• **DATA**:
◇ ◇ ◇ ◇
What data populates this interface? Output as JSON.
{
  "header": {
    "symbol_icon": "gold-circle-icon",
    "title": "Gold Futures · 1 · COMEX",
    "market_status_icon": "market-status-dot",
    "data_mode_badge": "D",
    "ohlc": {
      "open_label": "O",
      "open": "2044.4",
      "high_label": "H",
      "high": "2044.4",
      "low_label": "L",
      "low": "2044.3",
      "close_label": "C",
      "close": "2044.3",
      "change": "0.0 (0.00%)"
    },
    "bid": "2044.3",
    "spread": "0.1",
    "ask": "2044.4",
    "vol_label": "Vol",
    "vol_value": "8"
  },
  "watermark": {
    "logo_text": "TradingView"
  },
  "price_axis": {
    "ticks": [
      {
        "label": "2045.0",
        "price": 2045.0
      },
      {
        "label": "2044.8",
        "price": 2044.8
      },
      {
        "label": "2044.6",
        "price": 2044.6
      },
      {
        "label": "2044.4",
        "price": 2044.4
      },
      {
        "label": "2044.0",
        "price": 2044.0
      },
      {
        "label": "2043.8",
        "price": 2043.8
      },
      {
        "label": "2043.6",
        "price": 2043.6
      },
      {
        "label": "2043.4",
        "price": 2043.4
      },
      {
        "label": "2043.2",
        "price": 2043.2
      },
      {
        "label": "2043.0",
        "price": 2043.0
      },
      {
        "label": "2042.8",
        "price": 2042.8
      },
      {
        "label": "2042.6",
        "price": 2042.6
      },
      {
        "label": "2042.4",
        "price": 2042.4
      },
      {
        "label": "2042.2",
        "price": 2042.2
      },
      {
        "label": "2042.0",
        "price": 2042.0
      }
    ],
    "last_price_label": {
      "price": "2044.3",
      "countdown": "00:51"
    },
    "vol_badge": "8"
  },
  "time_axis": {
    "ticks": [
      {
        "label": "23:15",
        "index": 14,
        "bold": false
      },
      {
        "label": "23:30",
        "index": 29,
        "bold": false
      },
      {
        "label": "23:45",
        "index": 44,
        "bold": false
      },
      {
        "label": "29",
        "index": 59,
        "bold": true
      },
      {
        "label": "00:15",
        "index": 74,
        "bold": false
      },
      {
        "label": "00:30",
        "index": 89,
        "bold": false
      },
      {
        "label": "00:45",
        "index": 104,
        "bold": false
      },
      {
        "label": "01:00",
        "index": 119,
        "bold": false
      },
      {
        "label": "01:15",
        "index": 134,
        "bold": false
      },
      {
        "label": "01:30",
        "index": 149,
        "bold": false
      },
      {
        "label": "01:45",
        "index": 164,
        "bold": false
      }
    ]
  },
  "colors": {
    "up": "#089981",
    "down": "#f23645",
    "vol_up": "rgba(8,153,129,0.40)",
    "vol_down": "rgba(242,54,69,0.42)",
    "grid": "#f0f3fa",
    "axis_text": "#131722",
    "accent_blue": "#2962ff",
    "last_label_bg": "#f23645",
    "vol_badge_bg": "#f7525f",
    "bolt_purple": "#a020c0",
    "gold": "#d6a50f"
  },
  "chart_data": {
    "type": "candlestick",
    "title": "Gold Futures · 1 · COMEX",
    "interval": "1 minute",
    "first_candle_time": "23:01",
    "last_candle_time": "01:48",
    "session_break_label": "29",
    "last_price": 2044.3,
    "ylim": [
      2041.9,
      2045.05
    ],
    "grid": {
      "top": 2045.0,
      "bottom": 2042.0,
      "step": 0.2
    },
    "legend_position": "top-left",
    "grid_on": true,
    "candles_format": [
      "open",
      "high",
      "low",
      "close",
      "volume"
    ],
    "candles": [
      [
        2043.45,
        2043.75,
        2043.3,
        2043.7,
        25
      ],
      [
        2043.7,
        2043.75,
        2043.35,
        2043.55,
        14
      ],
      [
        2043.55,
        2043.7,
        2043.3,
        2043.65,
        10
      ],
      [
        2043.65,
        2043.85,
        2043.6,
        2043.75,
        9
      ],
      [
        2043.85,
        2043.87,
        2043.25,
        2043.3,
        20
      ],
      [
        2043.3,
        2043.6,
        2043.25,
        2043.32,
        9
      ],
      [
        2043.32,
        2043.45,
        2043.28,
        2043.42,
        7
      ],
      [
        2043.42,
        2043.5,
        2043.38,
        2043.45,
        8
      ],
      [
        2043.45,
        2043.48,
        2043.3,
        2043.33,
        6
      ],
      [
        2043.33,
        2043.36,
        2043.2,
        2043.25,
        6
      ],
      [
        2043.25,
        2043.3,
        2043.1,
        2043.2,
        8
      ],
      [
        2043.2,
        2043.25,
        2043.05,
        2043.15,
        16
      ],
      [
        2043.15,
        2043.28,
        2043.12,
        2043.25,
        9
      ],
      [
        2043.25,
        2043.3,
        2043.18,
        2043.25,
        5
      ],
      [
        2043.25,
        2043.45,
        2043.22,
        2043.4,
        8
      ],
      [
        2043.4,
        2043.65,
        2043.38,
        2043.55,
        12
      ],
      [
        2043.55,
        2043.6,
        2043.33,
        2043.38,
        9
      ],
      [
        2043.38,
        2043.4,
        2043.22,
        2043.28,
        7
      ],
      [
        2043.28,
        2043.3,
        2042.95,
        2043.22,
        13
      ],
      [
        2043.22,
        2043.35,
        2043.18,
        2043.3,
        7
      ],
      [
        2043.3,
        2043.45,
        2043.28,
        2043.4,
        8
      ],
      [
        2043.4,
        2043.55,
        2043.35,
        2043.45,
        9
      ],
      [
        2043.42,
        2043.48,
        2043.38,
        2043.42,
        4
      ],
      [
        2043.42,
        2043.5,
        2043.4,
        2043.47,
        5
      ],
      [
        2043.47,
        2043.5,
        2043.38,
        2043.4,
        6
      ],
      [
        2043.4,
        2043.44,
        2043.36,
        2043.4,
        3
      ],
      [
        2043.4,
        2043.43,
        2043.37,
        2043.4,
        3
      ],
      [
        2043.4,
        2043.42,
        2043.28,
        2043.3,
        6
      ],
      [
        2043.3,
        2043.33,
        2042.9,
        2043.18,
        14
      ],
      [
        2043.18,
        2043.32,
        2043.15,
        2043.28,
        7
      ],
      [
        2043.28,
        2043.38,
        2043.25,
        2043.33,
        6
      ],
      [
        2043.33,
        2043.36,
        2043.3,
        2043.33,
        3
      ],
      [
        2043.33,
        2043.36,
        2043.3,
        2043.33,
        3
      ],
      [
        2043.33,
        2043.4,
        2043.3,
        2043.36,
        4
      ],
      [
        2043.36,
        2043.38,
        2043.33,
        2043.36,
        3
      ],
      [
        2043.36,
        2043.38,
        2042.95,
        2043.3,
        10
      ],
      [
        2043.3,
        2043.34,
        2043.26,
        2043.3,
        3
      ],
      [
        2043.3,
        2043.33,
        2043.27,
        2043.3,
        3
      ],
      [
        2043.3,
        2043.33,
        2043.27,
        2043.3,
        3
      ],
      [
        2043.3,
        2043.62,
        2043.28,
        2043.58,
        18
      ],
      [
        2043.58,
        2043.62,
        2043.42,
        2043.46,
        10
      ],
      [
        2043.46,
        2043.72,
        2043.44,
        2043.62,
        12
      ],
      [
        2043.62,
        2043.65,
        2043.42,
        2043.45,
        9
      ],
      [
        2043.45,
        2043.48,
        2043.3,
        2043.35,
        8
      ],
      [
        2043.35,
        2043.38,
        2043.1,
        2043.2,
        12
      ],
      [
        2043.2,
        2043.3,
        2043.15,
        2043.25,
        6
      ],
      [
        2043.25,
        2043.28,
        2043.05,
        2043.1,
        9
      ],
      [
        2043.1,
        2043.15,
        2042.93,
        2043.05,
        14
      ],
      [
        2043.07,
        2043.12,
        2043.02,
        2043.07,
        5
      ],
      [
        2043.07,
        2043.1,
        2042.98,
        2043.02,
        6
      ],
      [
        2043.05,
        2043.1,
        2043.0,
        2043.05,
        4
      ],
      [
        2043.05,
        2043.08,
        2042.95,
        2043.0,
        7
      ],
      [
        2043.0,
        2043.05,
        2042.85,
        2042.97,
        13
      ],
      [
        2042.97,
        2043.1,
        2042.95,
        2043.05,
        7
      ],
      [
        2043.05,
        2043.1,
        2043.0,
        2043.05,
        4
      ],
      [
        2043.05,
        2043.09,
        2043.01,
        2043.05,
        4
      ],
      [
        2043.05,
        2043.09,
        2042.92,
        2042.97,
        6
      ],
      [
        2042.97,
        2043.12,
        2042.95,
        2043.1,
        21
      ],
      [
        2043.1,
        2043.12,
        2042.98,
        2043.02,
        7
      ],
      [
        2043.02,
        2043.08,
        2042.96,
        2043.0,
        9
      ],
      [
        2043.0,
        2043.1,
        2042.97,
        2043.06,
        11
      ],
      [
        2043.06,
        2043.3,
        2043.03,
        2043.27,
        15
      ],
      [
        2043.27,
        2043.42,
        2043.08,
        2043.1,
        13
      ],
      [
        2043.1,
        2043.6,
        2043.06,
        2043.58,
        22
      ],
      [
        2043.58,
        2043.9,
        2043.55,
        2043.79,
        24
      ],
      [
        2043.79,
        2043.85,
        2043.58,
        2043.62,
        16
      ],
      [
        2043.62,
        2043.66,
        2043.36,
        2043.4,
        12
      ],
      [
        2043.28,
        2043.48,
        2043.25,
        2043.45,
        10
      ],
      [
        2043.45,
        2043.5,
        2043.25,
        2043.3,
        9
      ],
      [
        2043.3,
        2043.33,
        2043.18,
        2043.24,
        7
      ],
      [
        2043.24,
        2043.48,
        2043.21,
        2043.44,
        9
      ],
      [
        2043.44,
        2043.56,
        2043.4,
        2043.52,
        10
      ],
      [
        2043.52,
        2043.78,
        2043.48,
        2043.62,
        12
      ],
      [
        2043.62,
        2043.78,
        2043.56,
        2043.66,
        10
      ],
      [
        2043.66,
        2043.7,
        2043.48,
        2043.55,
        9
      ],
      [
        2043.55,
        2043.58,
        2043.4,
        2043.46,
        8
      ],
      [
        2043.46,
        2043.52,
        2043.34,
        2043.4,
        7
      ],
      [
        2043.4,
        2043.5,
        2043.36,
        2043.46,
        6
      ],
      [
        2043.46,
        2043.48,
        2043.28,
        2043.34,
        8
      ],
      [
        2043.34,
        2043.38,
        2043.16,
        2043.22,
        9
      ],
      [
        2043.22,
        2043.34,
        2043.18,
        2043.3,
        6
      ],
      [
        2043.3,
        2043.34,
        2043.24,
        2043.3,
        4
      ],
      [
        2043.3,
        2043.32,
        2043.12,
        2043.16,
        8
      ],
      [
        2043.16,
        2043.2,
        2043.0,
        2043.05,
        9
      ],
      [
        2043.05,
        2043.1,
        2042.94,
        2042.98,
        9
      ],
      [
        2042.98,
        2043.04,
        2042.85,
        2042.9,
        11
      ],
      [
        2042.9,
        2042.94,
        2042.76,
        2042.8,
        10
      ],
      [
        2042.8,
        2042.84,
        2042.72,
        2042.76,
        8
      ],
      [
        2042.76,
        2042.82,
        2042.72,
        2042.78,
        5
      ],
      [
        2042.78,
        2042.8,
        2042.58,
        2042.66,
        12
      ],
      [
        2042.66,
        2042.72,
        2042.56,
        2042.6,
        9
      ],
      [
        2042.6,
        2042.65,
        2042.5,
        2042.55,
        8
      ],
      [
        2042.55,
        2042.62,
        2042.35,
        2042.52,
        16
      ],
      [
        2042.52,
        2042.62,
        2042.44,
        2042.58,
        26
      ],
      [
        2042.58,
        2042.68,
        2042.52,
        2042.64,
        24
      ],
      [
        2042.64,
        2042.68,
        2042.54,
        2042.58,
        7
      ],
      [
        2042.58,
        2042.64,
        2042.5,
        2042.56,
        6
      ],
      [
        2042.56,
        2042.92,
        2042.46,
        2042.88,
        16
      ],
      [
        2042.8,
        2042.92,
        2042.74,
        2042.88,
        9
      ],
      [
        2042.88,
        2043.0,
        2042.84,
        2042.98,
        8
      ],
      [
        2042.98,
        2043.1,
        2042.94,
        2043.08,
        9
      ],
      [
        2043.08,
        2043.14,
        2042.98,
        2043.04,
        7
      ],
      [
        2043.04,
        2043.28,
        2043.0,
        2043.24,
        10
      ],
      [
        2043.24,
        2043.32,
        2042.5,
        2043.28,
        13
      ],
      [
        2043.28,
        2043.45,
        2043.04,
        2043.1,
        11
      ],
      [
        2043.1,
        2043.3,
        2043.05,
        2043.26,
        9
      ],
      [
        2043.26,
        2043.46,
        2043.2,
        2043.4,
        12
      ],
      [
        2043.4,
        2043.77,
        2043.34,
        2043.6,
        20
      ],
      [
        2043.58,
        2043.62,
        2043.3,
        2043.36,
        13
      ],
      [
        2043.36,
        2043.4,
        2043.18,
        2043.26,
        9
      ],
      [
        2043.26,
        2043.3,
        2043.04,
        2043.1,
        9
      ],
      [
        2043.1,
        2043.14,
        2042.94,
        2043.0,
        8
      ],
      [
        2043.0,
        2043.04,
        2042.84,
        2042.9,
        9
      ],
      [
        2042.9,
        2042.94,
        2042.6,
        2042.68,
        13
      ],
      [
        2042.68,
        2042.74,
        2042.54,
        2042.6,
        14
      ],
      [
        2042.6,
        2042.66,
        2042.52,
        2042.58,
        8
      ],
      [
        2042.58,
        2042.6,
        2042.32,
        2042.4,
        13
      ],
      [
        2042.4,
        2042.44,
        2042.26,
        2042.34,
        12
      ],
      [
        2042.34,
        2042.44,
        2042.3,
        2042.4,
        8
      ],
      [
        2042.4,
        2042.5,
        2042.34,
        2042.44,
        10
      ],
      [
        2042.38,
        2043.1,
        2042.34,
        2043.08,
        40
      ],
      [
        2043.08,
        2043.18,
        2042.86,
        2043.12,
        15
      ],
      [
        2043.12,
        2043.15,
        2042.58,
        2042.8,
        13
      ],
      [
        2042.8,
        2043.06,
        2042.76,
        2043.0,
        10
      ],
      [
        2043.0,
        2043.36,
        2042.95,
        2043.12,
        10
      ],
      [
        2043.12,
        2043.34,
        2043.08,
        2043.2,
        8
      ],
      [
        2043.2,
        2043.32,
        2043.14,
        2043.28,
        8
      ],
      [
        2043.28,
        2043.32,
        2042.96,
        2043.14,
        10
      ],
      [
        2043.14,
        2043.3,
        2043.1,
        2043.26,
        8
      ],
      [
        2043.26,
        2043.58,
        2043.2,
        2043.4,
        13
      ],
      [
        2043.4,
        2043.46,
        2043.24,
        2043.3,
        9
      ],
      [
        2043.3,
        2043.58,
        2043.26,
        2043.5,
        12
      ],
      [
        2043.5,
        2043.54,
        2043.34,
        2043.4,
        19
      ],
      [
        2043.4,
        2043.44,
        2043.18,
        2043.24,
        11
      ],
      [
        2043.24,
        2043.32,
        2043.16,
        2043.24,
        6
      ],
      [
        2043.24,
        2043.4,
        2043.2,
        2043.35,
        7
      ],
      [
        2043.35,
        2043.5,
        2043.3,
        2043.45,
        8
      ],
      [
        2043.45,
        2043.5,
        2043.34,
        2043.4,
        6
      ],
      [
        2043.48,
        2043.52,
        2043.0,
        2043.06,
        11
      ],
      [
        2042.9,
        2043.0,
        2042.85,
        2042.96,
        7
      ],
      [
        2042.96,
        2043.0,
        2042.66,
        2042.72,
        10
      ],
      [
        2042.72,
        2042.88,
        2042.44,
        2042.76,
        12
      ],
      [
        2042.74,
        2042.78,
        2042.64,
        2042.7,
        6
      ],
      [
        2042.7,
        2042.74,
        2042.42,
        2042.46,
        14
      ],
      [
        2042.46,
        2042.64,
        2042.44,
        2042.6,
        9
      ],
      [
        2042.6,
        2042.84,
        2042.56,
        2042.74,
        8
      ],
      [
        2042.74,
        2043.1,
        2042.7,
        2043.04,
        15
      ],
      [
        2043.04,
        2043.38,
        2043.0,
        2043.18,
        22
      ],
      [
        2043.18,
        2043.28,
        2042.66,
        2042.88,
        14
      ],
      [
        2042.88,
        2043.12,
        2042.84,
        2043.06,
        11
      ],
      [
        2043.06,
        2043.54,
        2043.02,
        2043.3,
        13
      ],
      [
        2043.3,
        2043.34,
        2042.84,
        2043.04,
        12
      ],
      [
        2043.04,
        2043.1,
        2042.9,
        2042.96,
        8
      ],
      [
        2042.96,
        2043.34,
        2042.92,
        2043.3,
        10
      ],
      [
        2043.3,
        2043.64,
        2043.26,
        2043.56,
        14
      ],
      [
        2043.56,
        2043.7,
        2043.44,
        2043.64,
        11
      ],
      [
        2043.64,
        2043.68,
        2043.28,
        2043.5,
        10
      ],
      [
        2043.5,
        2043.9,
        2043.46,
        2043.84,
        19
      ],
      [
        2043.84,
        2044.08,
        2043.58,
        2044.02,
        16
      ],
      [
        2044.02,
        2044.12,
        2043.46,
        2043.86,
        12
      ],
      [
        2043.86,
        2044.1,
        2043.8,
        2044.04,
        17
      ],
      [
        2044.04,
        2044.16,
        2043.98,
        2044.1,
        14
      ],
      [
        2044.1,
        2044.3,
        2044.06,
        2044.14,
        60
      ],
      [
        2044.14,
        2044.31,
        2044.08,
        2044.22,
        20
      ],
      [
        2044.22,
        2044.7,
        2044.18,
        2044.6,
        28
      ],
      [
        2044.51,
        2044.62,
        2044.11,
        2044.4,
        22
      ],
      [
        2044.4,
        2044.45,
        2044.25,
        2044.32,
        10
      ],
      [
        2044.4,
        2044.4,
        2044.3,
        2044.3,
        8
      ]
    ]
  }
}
◇ ◇ ◇ ◇
• **WRITTEN PROBLEM**: Looking at the listing above, count the lines that contain "index" and give nothing but the number.

• **ANSWER TO THE TASK**: 11